■ **CHALLENGE**: Using the data below, copy every line that contains the word "Peter".

(Data entries)
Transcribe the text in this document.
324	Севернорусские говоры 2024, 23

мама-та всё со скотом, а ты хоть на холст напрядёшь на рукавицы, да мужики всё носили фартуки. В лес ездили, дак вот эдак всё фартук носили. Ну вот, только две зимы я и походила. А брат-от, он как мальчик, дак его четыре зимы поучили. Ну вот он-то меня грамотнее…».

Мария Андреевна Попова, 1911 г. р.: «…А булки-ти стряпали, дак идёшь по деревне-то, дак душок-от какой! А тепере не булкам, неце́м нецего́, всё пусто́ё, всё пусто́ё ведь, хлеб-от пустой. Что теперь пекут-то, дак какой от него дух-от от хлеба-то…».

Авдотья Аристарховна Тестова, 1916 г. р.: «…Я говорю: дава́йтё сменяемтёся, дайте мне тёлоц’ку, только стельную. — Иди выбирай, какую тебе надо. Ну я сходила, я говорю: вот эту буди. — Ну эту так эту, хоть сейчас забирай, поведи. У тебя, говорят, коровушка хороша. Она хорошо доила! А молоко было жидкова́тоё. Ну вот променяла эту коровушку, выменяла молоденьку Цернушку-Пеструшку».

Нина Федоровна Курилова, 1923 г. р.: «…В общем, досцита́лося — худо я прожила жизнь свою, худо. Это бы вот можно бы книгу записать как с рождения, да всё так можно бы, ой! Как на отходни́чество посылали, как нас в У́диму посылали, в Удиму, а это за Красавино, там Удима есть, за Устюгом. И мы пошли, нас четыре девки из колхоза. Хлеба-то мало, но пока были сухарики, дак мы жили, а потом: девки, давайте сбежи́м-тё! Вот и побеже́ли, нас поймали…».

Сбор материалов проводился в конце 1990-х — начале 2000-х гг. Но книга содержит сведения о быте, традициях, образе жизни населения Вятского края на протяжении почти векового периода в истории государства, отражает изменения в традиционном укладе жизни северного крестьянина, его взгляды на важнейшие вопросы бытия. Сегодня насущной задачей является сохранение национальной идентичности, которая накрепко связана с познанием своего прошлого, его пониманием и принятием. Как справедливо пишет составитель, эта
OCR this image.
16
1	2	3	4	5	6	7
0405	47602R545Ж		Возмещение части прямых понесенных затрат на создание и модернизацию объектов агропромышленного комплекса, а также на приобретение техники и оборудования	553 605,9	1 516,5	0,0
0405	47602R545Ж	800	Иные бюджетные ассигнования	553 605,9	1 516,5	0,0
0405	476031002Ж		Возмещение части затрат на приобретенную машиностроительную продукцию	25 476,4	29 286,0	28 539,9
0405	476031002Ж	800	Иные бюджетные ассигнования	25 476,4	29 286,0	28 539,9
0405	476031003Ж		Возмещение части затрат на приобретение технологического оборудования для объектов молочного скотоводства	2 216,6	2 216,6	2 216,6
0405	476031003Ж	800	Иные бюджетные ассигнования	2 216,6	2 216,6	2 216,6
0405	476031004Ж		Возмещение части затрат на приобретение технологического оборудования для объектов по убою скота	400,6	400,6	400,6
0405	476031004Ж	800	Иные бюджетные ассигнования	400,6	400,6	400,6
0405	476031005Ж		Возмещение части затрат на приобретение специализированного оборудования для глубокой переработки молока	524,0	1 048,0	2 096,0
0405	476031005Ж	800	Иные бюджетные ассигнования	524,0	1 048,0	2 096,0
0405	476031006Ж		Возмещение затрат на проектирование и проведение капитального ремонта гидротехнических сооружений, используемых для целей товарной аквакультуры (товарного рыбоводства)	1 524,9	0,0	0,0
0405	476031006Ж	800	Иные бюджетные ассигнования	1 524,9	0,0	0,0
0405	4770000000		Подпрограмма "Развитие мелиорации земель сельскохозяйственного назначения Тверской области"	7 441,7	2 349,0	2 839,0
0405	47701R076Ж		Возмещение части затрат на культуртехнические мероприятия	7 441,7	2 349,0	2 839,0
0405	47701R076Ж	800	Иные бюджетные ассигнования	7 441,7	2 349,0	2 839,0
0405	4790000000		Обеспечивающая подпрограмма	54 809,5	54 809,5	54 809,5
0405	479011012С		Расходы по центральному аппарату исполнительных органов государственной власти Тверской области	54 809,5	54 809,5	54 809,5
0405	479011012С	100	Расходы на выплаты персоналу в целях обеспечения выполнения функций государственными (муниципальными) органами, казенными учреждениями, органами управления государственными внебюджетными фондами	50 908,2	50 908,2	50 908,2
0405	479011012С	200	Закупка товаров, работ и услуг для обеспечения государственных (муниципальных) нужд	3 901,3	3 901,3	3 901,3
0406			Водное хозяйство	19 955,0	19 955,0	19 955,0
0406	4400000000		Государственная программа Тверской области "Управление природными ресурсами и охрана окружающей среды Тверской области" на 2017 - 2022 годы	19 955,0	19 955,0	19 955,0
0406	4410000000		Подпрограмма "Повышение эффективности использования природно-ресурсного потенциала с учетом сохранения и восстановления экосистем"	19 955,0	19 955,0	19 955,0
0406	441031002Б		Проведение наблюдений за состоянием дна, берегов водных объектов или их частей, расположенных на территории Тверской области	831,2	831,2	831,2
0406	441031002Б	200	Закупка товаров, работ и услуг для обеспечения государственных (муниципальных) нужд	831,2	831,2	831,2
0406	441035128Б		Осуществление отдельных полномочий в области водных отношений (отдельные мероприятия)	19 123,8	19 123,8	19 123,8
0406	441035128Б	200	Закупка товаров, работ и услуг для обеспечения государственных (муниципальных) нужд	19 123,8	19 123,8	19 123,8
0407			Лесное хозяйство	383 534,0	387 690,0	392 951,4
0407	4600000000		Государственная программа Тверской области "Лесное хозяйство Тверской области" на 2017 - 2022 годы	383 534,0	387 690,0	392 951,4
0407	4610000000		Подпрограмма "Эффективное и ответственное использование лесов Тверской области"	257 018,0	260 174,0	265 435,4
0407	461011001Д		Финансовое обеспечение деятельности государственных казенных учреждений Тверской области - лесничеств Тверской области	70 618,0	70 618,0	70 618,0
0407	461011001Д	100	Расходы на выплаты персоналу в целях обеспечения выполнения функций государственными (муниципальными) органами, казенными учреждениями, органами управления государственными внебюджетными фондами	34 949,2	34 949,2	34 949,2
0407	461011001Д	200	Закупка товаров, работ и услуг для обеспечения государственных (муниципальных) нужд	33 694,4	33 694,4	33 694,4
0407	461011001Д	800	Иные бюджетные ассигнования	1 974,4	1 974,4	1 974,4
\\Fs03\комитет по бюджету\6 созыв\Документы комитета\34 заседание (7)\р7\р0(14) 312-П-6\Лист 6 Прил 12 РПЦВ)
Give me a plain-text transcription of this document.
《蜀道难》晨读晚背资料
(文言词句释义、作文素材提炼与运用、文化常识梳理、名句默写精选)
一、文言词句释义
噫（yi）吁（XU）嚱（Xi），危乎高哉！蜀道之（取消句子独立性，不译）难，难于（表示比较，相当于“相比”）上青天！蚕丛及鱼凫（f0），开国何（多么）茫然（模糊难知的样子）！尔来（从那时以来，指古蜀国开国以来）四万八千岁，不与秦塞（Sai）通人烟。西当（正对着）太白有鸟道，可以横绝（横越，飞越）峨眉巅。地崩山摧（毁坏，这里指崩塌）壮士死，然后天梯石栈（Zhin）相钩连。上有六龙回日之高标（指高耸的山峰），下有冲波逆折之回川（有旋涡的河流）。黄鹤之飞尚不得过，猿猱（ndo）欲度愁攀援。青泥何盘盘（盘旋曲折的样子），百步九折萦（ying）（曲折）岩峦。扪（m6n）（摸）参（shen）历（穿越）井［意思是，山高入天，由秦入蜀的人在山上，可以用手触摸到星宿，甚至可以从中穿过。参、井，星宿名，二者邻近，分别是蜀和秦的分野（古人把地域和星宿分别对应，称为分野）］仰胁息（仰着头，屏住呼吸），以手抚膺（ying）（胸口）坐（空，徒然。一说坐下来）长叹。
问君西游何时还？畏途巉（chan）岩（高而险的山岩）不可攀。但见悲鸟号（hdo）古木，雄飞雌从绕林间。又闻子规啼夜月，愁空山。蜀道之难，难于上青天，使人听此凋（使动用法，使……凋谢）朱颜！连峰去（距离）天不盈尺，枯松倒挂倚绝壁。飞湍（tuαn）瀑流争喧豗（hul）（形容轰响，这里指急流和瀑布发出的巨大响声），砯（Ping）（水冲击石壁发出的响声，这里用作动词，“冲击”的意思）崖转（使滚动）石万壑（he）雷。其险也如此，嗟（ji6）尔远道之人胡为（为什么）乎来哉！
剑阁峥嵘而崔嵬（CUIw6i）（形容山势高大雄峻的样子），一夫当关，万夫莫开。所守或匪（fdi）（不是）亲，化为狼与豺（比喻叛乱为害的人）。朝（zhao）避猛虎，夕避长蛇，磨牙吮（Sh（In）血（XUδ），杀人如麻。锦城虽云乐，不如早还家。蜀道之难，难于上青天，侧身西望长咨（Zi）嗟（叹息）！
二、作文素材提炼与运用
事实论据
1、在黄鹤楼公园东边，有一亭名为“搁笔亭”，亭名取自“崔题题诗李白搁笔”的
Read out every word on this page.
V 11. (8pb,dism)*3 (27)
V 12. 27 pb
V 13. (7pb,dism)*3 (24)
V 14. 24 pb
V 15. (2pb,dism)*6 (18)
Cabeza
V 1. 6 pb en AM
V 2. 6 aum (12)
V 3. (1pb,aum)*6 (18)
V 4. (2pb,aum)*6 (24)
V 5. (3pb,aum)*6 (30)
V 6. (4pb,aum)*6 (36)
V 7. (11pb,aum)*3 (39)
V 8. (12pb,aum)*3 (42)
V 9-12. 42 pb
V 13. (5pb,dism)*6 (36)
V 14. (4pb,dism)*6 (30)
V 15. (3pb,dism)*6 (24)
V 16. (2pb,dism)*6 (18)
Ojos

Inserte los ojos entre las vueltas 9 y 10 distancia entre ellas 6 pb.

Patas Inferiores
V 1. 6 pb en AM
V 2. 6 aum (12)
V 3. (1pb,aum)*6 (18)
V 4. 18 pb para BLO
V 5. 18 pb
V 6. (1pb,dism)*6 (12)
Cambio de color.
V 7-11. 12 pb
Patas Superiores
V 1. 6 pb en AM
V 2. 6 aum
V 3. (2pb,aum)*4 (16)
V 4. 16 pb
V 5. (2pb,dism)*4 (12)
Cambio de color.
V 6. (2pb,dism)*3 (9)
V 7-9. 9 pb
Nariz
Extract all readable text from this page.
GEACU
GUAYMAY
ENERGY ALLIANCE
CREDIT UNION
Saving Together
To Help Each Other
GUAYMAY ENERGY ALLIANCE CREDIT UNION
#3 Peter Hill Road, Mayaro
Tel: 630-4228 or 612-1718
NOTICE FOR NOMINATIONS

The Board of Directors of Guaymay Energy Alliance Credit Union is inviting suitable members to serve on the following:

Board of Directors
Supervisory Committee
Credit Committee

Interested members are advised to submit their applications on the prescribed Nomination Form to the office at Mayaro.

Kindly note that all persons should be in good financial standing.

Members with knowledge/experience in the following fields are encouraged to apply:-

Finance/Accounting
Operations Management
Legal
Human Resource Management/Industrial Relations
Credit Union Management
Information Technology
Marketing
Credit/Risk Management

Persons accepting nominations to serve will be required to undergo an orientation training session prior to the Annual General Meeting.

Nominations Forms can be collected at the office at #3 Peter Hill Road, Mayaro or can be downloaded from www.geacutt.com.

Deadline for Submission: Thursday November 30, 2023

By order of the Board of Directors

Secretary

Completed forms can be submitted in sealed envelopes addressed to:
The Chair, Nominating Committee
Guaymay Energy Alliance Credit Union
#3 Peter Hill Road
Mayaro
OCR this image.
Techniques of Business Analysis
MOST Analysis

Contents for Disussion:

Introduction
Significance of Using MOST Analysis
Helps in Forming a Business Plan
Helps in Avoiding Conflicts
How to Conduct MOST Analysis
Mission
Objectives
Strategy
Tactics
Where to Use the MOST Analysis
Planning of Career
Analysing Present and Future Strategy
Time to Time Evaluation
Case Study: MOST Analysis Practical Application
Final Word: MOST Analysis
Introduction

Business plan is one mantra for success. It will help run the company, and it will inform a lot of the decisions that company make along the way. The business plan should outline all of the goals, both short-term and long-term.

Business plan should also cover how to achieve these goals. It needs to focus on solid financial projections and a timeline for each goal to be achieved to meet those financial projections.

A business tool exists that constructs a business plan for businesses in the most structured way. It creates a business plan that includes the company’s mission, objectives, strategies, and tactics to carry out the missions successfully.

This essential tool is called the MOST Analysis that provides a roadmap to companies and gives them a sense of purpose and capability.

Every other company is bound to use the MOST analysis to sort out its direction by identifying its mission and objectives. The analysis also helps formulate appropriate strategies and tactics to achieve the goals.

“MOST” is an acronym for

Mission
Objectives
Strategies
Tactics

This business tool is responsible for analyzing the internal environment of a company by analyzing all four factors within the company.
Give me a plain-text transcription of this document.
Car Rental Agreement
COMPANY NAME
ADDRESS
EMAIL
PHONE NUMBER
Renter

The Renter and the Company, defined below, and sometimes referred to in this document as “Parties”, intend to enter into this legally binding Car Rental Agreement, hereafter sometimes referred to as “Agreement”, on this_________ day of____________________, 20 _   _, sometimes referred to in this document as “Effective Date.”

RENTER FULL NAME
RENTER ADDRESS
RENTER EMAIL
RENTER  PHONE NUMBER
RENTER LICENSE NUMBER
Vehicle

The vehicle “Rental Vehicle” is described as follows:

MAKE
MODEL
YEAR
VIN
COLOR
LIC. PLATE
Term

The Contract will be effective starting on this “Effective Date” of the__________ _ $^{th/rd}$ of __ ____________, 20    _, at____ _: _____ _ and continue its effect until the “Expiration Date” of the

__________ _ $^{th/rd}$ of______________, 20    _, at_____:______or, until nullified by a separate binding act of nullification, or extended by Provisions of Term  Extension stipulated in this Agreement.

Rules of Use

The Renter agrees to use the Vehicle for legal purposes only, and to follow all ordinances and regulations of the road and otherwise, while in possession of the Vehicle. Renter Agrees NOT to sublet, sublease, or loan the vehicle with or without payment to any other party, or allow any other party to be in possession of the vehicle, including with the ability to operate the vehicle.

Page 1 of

■ **WRITTEN RESPONSE**:
#3 Peter Hill Road, Mayaro
Nominations Forms can be collected at the office at #3 Peter Hill Road, Mayaro or can be downloaded from www.geacutt.com.
#3 Peter Hill Road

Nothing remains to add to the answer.